Brano ->
_ _ _

Si è svolta lo scorso 19 agosto 2024 la terza udienza, che ha visto seduto al banco degli imputati il giovane Giacomo Passeri. Accanto a lui il suo avvocato, due interpreti e il console italiano.
Trema la voce di Andrea al telefono con Tag24, raccontando della chiamata fatta dal loro legale, nella quale ha annunciato la decisione dei giudici del Tribunale egiziano e l'intenzione di ricorrere in appello. Incrollabile, infatti, la convinzione dell'avvocato Shabaan nell'innocenza del 31enne. Tuttavia, per poter avviare l'iter di estradizione è necessario accettare la condanna.
Una possibilità che permetterebbe alla famiglia di poterlo riabbracciare, ma che lascia l'amaro in bocca, perché questo significherebbe condannare Giacomo a trascorrere 25 anni in carcere. Forse meno, grazie agli sconti di pena previsti dal nostro ordinamento, ma pur sempre un rischio.
"Noi ci auguriamo che mio fratello non debba scontare la pena in Italia, perché pensiamo che lui sia innocente, ma viste le dinamiche di ciò che sta accadendo lì... visto che non si riesce ad avere una cosa regolare, onesta, preferiamo che lui stia in Italia. Non so come funziona, ma se si possa fare nuovamente la causa, rivedere tutti i fatti... L'importante è che lui sia vivo e che riusciamo a fare tutto ciò. Quindi, cerchiamo di fare entrambe le cose: l'appello e l'estradizione".

_ _ _

Esercizi ->
• a. Rispondi a queste domande sul brano dedicato al processo a Giacomo Passeri:
(i) In che data si è svolta la terza udienza?
(ii) Come si chiama l'avvocato convinto dell'innocenza del 31enne?
(iii) Quanti anni di carcere significherebbe per Giacomo accettare la condanna?
• b. Prosegui il brano sul processo a Giacomo Passeri a partire dall'ultima frase riportata.
Le righe non hanno alcun legame con il brano.

Righe fornite ->
_ _ _

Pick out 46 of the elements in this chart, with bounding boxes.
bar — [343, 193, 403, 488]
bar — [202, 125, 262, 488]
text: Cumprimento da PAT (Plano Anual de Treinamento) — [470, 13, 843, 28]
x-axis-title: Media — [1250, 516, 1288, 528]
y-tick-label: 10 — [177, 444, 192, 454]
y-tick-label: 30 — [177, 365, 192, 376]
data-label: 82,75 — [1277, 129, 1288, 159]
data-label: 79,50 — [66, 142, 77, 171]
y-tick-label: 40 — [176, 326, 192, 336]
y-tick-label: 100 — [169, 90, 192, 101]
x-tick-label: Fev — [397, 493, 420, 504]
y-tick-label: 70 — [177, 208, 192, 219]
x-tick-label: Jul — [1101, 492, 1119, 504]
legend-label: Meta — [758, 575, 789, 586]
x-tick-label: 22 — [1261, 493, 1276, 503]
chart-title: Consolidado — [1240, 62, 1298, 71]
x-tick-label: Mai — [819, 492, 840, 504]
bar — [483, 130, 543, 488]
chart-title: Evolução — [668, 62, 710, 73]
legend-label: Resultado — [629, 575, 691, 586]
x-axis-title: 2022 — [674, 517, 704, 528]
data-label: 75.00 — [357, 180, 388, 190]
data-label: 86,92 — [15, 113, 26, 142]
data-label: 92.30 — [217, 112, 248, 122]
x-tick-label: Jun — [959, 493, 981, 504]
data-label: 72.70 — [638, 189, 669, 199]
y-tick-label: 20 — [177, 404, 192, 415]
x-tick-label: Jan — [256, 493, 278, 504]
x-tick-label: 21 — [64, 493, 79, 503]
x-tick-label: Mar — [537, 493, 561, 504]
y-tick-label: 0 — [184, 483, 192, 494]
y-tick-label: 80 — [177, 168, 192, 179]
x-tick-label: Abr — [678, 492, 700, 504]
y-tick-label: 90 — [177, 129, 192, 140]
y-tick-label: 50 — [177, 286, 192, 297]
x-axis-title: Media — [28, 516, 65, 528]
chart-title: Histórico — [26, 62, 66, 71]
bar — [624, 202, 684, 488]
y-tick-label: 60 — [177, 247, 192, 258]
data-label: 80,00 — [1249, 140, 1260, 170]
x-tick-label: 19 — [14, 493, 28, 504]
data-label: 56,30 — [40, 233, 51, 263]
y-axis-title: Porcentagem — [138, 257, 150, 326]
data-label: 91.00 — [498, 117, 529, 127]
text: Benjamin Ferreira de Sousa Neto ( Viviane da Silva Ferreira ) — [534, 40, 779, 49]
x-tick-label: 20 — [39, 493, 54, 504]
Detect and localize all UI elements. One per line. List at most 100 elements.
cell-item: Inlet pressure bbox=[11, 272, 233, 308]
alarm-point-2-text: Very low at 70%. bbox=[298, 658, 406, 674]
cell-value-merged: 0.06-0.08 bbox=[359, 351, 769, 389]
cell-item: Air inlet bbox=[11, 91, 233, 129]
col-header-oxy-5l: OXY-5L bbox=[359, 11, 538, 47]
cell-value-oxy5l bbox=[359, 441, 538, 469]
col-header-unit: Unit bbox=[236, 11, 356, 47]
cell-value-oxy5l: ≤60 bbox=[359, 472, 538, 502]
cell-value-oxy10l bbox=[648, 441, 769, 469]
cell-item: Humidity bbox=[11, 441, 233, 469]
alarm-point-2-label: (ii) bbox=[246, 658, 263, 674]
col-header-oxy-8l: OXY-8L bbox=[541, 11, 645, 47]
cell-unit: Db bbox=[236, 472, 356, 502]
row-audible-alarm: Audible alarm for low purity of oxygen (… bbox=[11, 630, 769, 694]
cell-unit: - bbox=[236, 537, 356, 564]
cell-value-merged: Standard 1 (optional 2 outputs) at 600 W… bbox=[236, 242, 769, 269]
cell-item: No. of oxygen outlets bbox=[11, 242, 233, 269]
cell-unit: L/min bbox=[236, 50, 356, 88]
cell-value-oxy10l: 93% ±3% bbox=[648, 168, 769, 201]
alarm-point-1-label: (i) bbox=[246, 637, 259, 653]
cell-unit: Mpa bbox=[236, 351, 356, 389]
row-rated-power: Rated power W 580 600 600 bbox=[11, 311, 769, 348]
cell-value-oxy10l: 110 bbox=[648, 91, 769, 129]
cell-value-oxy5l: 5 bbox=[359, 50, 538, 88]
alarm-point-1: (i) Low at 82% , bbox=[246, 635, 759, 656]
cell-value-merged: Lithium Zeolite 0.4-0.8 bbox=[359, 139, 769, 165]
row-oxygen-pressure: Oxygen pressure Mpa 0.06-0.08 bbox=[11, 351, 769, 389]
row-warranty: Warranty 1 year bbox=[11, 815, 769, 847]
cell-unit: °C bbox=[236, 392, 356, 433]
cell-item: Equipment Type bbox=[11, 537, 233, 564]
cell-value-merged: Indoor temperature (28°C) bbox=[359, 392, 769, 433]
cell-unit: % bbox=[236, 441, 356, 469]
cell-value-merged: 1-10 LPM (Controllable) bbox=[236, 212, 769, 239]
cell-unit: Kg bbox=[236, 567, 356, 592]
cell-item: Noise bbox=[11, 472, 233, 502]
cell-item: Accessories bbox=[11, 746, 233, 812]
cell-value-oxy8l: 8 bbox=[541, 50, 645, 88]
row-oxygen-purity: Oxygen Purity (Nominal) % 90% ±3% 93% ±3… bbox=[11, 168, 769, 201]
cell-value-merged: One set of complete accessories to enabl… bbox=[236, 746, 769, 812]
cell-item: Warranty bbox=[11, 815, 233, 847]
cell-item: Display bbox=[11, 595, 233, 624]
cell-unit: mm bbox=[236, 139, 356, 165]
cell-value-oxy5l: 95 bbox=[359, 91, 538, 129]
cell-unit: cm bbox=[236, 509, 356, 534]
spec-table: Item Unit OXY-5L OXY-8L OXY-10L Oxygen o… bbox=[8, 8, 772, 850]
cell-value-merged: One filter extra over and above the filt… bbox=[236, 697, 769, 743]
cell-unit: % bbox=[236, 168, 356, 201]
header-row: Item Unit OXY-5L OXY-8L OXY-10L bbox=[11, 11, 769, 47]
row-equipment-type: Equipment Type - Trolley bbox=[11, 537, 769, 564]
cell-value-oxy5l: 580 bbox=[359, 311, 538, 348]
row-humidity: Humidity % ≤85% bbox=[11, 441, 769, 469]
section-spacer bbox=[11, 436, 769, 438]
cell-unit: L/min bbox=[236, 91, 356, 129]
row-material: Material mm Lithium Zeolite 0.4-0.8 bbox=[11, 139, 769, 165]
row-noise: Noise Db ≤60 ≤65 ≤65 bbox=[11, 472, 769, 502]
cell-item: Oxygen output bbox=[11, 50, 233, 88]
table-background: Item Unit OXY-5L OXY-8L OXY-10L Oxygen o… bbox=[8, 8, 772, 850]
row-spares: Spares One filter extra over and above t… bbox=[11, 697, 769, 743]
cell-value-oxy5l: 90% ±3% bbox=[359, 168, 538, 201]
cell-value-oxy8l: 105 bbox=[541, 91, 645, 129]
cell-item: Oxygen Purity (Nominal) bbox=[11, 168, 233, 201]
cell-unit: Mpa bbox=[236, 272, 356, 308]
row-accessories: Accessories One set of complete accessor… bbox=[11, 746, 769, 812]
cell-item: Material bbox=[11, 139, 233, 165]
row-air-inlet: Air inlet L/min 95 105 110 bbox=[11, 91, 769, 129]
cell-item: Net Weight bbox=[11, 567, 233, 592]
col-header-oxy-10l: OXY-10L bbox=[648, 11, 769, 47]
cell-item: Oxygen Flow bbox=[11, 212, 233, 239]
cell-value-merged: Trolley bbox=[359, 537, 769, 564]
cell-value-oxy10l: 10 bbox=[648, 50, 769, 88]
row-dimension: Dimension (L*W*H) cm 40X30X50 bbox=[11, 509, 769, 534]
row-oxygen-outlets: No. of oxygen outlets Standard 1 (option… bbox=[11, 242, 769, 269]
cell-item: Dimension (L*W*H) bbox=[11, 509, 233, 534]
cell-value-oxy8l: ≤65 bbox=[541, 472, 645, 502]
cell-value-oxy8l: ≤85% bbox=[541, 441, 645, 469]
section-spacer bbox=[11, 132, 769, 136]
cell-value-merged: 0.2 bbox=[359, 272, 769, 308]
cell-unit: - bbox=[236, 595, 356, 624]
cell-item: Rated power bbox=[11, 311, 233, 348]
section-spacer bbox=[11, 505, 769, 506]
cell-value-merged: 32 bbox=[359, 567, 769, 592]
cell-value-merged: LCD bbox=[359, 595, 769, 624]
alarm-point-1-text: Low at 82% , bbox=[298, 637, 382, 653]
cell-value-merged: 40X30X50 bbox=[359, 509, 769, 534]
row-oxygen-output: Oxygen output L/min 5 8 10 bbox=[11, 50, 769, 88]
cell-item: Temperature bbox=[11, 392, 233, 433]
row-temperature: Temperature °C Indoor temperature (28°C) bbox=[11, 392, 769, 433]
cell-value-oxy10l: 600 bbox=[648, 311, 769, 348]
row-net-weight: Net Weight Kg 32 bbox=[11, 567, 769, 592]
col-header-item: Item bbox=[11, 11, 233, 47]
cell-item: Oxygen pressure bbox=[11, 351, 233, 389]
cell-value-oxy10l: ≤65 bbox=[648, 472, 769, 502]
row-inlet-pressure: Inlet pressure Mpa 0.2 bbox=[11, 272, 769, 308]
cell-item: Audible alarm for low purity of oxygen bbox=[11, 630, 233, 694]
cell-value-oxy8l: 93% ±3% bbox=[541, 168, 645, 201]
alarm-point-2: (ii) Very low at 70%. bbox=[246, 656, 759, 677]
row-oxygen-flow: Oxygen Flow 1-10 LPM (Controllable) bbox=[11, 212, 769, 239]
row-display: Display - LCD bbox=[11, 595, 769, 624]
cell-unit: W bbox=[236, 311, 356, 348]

_ _ _

Risposte ->
• a.
(i) Il 19 agosto 2024.
(ii) Shabaan.
(iii) 25 anni.

• b.
Queste le parole del fratello, che ora aspetta, insieme al resto della famiglia, che arrivi la lettera con le motivazioni della sentenza. Un'attesa di qualsiasi cosa possa dare loro informazioni su cosa stia succedendo in Egitto e su quali siano le condizioni di Giacomo:
"L'ultima volta che lo abbiamo sentito, ci riuscì mio fratello un anno fa, proprio un anno fa esatto. Riuscì a parlargli al telefono. Poi più niente chiamate. Ci sono delle lettere che arrivano, in cui lui descrive la sua situazione, ciò che gli accade".
Un trattamento che è leggermente migliorato, dice Andrea, rispetto all'inizio, al momento dell'arresto. Pare che adesso la situazione sia più vivibile, ma pur sempre estremamente difficile. Purtroppo, lo stesso procedimento per l'estradizione in Italia è lungo e complesso e, spesso, soggetto ai ritardi burocratici.
Accorato l'appello del fratello Andrea alle Istituzioni e ai politici italiani, nella speranza che si interessino al caso di Giacomo e intervengano per riportarlo nel nostro Paese, come già successo in precedenza con Ilaria Salis o Chico Forti:
"Mi sono reso conto che stiamo combattendo una battaglia che noi da soli non vinceremo mai. Chi ci può aiutare è lo Stato italiano, se mettesse una mano sulla coscienza e si rendesse conto dell'ingiustizia che gli stanno facendo... lo dimostra anche solo la condanna che ha preso, di come stanno facendo le cose. Questo fa vedere quanto valgono. Se non passa questo, noi non sappiamo che fare. Se lo Stato italiano decide di aiutarci, pensiamo di poterlo rivedere. Sennò una cosa è certa: primo o poi quel ragazzo muore lì. Questo è l'appello che mi sento di fare".